*Information provided*:
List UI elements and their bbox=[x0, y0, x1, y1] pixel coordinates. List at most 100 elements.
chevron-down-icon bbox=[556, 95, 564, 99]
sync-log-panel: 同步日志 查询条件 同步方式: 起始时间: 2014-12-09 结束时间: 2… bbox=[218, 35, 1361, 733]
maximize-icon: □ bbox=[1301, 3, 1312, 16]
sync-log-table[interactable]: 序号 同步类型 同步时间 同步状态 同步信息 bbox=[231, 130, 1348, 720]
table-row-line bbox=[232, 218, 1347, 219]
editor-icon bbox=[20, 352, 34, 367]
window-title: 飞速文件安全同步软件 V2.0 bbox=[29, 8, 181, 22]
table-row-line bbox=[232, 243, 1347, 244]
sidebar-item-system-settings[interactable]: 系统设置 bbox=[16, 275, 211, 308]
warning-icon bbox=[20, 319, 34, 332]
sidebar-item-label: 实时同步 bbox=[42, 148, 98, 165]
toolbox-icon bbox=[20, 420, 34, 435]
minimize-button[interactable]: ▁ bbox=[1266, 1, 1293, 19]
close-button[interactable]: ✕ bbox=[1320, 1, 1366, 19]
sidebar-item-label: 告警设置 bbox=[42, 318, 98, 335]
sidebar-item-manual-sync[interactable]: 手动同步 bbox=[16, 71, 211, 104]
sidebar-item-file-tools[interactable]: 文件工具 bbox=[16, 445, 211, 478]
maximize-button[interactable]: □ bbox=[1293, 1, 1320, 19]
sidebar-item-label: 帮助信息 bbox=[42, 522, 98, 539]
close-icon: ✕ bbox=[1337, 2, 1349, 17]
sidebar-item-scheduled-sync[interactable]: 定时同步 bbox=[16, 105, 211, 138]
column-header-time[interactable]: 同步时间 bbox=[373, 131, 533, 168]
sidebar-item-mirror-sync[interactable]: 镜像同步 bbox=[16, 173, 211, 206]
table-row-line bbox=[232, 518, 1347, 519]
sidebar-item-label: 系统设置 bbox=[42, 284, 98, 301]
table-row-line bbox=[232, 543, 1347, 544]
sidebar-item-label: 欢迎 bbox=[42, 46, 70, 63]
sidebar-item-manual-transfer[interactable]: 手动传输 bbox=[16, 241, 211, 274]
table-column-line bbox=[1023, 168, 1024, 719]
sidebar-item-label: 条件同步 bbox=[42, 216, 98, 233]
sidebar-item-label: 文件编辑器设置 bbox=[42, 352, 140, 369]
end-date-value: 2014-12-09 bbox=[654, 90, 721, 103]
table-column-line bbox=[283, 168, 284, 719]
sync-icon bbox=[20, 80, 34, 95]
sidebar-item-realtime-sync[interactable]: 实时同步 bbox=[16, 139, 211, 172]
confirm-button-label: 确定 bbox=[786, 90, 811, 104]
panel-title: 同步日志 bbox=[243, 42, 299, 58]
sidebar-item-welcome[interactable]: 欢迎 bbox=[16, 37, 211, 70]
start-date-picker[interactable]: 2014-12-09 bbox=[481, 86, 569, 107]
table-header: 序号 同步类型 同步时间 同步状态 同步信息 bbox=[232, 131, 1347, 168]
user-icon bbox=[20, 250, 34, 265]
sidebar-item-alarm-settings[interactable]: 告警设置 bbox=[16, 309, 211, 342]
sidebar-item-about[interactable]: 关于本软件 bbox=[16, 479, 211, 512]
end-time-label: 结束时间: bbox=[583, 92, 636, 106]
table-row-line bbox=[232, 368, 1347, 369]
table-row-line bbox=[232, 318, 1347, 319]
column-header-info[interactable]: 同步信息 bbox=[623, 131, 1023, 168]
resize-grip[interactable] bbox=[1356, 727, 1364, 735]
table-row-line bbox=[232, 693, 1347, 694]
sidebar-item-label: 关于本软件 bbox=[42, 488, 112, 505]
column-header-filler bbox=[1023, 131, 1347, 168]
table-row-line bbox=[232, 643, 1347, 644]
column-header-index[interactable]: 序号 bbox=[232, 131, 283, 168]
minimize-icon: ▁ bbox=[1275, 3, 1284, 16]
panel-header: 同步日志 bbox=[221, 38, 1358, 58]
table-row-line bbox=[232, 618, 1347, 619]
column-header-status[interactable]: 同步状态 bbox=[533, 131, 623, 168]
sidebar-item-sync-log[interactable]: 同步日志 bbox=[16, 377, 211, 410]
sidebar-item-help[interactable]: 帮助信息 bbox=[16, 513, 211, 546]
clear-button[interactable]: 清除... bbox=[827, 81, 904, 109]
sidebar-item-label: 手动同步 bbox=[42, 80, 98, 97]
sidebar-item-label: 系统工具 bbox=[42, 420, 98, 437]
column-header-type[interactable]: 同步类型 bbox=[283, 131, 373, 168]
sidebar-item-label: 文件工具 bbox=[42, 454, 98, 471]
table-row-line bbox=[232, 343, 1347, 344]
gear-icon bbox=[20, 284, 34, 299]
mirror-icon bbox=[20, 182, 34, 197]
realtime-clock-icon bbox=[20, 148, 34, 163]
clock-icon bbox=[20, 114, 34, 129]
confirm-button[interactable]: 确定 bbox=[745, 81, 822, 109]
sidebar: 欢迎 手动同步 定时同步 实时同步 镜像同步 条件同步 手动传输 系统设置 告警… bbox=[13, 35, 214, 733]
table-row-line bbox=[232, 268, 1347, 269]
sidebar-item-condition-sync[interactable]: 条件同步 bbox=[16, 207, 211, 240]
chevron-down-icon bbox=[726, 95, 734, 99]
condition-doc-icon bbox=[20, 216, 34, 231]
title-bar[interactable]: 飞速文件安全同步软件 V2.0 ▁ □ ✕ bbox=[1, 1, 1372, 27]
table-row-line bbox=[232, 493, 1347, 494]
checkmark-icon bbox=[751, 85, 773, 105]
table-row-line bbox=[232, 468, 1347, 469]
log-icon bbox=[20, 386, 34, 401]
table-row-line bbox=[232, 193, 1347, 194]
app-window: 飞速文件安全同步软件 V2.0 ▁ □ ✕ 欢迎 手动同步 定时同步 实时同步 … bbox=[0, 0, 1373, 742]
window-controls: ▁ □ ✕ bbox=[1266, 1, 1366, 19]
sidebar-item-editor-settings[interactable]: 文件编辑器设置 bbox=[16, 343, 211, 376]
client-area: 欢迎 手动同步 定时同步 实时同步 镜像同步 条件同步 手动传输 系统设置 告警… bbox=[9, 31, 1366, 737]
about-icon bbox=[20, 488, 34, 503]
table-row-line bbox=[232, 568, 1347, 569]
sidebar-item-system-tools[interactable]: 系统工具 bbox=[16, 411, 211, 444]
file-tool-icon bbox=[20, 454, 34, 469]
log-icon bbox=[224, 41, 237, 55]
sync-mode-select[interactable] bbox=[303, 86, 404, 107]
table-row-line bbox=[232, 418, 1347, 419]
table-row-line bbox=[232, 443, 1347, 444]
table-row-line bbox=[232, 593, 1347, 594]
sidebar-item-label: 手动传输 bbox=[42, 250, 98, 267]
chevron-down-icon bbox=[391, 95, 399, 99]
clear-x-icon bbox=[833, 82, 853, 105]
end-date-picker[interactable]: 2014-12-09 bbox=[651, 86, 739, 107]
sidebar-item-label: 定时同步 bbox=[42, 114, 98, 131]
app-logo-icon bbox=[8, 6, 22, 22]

*Instructions to follow*: Rewrite the entries from the first one through the line containing "window-title: 飞速文件安全同步软件 V2.0", putting "table-divider-line" in place of "table-row-line" and leaving everything else the same.

*Task solution*:
List UI elements and their bbox=[x0, y0, x1, y1] pixel coordinates. List at most 100 elements.
chevron-down-icon bbox=[556, 95, 564, 99]
sync-log-panel: 同步日志 查询条件 同步方式: 起始时间: 2014-12-09 结束时间: 2… bbox=[218, 35, 1361, 733]
maximize-icon: □ bbox=[1301, 3, 1312, 16]
sync-log-table[interactable]: 序号 同步类型 同步时间 同步状态 同步信息 bbox=[231, 130, 1348, 720]
table-divider-line bbox=[232, 218, 1347, 219]
editor-icon bbox=[20, 352, 34, 367]
window-title: 飞速文件安全同步软件 V2.0 bbox=[29, 8, 181, 22]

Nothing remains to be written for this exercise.